(Collection entries)
-- start --

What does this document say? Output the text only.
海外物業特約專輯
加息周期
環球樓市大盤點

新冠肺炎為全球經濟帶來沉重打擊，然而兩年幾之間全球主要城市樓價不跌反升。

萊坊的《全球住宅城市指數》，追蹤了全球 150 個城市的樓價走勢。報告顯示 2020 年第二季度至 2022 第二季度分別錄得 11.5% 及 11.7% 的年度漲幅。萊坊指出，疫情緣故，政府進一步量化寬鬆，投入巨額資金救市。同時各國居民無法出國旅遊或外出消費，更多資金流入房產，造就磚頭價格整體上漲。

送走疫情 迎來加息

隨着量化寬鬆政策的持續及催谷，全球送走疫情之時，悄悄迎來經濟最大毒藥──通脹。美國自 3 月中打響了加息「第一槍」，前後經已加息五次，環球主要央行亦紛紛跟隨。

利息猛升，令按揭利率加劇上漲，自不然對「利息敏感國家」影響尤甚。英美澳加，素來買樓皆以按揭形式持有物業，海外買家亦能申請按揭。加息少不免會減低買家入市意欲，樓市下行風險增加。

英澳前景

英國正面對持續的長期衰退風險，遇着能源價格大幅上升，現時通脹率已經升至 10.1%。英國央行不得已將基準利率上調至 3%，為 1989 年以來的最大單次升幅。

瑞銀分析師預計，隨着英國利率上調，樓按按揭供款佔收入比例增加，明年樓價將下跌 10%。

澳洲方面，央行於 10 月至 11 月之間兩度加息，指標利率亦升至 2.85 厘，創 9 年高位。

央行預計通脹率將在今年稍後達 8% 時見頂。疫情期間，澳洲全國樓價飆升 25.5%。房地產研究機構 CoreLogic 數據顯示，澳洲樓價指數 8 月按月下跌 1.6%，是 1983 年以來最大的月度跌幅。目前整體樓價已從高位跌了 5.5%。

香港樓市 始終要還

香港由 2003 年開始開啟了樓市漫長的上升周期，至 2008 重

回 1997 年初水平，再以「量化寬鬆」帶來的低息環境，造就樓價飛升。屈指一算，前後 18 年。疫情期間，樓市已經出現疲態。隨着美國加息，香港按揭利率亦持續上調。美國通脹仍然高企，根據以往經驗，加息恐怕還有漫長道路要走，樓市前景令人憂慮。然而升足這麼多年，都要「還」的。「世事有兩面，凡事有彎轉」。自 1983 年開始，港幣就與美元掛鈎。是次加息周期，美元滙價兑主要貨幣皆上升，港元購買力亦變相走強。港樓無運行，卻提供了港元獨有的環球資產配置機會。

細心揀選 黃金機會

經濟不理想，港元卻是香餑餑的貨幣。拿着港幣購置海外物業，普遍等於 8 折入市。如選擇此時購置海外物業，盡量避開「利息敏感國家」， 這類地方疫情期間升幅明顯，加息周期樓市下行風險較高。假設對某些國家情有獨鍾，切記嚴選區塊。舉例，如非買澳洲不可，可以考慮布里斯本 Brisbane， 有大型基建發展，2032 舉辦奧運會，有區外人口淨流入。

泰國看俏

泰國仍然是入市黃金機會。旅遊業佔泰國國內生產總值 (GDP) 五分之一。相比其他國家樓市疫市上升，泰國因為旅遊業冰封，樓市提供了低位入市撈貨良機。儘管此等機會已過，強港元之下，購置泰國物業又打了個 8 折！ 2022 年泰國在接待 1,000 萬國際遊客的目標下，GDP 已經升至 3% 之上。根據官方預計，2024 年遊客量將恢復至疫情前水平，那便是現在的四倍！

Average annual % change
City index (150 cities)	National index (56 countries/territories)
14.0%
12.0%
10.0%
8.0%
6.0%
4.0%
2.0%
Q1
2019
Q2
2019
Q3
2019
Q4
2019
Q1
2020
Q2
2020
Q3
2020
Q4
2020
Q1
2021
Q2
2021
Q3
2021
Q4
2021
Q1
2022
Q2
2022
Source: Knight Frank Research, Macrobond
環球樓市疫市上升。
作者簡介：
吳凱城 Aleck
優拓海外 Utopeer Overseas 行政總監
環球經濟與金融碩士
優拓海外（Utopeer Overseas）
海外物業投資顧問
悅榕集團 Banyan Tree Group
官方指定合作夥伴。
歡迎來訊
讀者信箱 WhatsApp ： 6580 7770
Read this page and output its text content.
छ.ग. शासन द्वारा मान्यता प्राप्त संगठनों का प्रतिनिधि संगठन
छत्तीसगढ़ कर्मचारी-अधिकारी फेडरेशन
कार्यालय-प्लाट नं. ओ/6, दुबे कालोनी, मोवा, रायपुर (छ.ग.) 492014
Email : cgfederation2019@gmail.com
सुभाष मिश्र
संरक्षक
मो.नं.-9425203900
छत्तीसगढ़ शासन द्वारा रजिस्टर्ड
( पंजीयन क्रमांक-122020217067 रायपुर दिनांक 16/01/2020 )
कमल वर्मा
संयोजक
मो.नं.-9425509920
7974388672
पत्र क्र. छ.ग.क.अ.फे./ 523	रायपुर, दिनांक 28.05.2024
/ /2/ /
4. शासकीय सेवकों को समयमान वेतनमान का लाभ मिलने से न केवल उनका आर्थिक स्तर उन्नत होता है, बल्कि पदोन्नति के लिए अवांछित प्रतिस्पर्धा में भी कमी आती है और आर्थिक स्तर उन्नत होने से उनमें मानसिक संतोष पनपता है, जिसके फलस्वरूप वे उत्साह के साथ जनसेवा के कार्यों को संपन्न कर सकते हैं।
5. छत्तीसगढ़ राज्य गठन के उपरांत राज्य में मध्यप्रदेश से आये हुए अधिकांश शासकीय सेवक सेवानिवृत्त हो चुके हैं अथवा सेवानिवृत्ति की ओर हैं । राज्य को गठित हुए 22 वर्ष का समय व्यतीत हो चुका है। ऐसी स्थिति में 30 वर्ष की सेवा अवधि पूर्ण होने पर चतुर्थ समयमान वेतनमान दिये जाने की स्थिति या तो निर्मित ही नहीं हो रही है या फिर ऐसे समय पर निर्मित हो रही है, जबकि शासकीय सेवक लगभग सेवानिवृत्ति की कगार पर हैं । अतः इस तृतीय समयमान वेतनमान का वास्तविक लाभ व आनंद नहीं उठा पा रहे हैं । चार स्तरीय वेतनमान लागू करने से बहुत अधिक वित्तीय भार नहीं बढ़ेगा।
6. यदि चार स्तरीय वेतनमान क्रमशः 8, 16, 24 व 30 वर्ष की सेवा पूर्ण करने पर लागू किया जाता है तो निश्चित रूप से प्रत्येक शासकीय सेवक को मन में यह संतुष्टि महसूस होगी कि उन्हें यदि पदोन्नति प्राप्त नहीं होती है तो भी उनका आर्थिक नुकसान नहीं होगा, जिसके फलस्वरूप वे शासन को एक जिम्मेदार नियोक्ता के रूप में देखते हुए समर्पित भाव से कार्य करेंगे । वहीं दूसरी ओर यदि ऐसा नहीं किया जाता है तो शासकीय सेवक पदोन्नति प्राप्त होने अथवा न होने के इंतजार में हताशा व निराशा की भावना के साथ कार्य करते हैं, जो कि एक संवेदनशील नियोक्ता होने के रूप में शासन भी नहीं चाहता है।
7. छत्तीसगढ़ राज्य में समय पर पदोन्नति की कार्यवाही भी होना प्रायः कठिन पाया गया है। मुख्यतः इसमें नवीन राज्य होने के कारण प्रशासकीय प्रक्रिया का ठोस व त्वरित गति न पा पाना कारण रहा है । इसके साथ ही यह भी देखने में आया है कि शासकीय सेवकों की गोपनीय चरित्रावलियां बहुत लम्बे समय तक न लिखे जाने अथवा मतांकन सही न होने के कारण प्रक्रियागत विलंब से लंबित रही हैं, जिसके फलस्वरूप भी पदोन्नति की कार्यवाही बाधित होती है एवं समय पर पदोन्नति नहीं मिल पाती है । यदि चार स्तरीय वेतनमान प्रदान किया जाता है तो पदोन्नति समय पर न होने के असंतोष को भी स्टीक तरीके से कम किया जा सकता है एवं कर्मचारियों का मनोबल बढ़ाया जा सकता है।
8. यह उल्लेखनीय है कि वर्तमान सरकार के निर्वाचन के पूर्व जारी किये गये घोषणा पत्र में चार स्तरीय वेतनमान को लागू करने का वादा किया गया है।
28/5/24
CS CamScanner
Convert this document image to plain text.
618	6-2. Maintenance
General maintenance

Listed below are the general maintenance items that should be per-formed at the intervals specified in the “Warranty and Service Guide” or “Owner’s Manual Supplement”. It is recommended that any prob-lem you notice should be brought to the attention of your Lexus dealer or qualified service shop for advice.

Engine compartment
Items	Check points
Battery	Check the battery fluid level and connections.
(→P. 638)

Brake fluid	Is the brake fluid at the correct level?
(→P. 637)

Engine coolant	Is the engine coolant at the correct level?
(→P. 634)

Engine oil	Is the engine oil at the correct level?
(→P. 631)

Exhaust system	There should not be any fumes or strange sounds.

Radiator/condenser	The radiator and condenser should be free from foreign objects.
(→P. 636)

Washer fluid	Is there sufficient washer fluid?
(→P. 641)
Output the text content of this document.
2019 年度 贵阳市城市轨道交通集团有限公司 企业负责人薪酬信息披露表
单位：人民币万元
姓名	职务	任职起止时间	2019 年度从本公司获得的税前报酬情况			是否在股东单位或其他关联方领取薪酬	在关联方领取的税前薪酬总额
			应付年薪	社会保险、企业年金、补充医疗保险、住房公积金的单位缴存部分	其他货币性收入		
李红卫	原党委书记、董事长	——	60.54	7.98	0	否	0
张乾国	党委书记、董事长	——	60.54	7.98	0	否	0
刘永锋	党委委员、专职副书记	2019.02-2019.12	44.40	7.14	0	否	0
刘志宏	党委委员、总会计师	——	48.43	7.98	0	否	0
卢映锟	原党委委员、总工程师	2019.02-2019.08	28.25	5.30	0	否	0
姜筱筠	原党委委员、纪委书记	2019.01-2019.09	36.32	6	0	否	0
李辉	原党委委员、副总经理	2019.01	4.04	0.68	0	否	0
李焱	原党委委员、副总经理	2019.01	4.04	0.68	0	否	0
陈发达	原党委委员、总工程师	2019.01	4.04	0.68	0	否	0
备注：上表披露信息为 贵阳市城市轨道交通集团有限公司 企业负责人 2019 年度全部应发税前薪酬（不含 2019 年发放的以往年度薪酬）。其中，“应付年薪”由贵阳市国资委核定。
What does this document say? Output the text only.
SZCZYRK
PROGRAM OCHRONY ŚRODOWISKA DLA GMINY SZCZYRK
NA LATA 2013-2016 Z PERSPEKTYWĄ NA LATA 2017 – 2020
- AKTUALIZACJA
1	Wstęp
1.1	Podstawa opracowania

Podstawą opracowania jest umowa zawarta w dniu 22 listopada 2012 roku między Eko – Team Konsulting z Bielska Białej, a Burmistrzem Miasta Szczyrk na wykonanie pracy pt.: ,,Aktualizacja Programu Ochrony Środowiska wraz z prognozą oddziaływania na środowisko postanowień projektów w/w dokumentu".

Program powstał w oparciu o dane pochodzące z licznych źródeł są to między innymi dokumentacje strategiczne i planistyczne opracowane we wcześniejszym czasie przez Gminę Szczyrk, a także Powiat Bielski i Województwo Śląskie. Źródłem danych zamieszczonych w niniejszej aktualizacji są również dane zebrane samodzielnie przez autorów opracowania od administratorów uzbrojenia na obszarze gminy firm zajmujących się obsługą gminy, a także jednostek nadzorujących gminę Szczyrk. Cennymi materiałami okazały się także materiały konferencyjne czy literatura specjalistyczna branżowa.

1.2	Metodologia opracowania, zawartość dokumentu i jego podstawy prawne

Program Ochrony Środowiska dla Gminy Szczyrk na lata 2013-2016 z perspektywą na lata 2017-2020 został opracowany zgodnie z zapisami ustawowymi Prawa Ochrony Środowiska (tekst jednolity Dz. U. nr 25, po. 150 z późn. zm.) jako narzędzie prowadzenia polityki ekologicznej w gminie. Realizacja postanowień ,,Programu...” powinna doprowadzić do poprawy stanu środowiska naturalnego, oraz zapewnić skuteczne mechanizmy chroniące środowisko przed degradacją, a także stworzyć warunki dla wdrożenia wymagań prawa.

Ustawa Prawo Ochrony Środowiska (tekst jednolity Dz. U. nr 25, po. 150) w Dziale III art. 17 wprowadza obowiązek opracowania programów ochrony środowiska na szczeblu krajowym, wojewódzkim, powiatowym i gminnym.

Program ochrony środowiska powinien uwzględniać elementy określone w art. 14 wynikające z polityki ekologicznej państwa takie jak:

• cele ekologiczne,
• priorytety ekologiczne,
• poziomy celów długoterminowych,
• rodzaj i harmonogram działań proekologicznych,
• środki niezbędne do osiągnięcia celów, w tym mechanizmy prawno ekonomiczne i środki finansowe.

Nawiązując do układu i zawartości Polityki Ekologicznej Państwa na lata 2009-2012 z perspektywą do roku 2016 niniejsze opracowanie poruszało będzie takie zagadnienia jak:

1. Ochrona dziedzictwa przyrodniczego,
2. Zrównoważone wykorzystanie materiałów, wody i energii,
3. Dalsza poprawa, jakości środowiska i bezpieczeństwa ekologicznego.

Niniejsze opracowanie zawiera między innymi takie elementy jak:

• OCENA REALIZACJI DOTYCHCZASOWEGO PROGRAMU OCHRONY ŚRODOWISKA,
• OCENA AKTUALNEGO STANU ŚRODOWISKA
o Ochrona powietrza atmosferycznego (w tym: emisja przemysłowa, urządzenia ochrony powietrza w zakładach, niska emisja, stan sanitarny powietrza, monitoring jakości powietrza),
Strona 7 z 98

-- end --

Among the lines of the material above, how many include the string "原党委委员"? Report only that number.

5